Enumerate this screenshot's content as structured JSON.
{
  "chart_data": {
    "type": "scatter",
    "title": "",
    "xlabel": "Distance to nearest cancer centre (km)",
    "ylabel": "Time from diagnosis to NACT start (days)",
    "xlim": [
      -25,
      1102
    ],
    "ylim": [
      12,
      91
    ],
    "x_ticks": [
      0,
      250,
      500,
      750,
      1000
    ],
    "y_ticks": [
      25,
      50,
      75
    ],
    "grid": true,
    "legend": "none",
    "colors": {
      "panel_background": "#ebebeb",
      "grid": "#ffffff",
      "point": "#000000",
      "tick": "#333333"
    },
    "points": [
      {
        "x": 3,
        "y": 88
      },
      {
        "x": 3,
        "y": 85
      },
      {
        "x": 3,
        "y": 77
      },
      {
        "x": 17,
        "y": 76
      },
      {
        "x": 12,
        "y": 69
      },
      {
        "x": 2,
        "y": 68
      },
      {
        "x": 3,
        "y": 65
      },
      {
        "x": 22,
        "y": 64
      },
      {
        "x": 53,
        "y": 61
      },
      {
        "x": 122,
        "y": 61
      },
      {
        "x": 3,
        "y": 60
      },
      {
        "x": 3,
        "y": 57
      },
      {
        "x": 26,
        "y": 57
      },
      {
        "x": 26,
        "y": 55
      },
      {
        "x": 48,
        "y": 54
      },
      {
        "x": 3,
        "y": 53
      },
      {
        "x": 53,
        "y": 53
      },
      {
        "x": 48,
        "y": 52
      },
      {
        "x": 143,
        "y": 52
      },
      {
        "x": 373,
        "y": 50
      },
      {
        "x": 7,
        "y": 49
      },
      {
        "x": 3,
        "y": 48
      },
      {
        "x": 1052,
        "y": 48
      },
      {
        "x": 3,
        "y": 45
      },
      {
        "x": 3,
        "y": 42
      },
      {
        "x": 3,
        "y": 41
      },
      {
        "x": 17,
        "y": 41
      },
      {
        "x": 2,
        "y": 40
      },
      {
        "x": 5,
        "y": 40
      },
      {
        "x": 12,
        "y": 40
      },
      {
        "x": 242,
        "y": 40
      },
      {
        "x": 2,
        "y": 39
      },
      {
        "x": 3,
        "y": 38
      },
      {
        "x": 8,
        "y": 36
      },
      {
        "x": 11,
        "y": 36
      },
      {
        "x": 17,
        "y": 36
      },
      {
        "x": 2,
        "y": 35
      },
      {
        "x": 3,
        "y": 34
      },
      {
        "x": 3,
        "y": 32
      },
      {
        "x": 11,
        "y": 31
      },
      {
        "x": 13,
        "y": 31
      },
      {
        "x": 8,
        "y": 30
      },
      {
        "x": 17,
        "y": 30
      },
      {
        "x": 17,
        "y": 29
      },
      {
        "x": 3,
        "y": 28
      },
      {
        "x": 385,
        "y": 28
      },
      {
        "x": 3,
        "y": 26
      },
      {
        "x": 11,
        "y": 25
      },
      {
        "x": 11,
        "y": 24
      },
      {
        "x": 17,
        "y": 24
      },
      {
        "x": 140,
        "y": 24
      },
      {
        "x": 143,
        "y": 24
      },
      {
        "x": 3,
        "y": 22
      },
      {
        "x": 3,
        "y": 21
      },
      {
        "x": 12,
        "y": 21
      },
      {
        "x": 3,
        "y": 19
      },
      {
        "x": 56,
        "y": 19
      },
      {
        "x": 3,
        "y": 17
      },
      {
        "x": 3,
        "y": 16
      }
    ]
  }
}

- _THE REQUEST_
Your task is to transcribe the material exactly.

- _FINISHED ANSWER_
Enumerate this screenshot's content as structured JSON.
{
  "chart_data": {
    "type": "scatter",
    "title": "",
    "xlabel": "Distance to nearest cancer centre (km)",
    "ylabel": "Time from diagnosis to NACT start (days)",
    "xlim": [
      -25,
      1102
    ],
    "ylim": [
      12,
      91
    ],
    "x_ticks": [
      0,
      250,
      500,
      750,
      1000
    ],
    "y_ticks": [
      25,
      50,
      75
    ],
    "grid": true,
    "legend": "none",
    "colors": {
      "panel_background": "#ebebeb",
      "grid": "#ffffff",
      "point": "#000000",
      "tick": "#333333"
    },
    "points": [
      {
        "x": 3,
        "y": 88
      },
      {
        "x": 3,
        "y": 85
      },
      {
        "x": 3,
        "y": 77
      },
      {
        "x": 17,
        "y": 76
      },
      {
        "x": 12,
        "y": 69
      },
      {
        "x": 2,
        "y": 68
      },
      {
        "x": 3,
        "y": 65
      },
      {
        "x": 22,
        "y": 64
      },
      {
        "x": 53,
        "y": 61
      },
      {
        "x": 122,
        "y": 61
      },
      {
        "x": 3,
        "y": 60
      },
      {
        "x": 3,
        "y": 57
      },
      {
        "x": 26,
        "y": 57
      },
      {
        "x": 26,
        "y": 55
      },
      {
        "x": 48,
        "y": 54
      },
      {
        "x": 3,
        "y": 53
      },
      {
        "x": 53,
        "y": 53
      },
      {
        "x": 48,
        "y": 52
      },
      {
        "x": 143,
        "y": 52
      },
      {
        "x": 373,
        "y": 50
      },
      {
        "x": 7,
        "y": 49
      },
      {
        "x": 3,
        "y": 48
      },
      {
        "x": 1052,
        "y": 48
      },
      {
        "x": 3,
        "y": 45
      },
      {
        "x": 3,
        "y": 42
      },
      {
        "x": 3,
        "y": 41
      },
      {
        "x": 17,
        "y": 41
      },
      {
        "x": 2,
        "y": 40
      },
      {
        "x": 5,
        "y": 40
      },
      {
        "x": 12,
        "y": 40
      },
      {
        "x": 242,
        "y": 40
      },
      {
        "x": 2,
        "y": 39
      },
      {
        "x": 3,
        "y": 38
      },
      {
        "x": 8,
        "y": 36
      },
      {
        "x": 11,
        "y": 36
      },
      {
        "x": 17,
        "y": 36
      },
      {
        "x": 2,
        "y": 35
      },
      {
        "x": 3,
        "y": 34
      },
      {
        "x": 3,
        "y": 32
      },
      {
        "x": 11,
        "y": 31
      },
      {
        "x": 13,
        "y": 31
      },
      {
        "x": 8,
        "y": 30
      },
      {
        "x": 17,
        "y": 30
      },
      {
        "x": 17,
        "y": 29
      },
      {
        "x": 3,
        "y": 28
      },
      {
        "x": 385,
        "y": 28
      },
      {
        "x": 3,
        "y": 26
      },
      {
        "x": 11,
        "y": 25
      },
      {
        "x": 11,
        "y": 24
      },
      {
        "x": 17,
        "y": 24
      },
      {
        "x": 140,
        "y": 24
      },
      {
        "x": 143,
        "y": 24
      },
      {
        "x": 3,
        "y": 22
      },
      {
        "x": 3,
        "y": 21
      },
      {
        "x": 12,
        "y": 21
      },
      {
        "x": 3,
        "y": 19
      },
      {
        "x": 56,
        "y": 19
      },
      {
        "x": 3,
        "y": 17
      },
      {
        "x": 3,
        "y": 16
      }
    ]
  }
}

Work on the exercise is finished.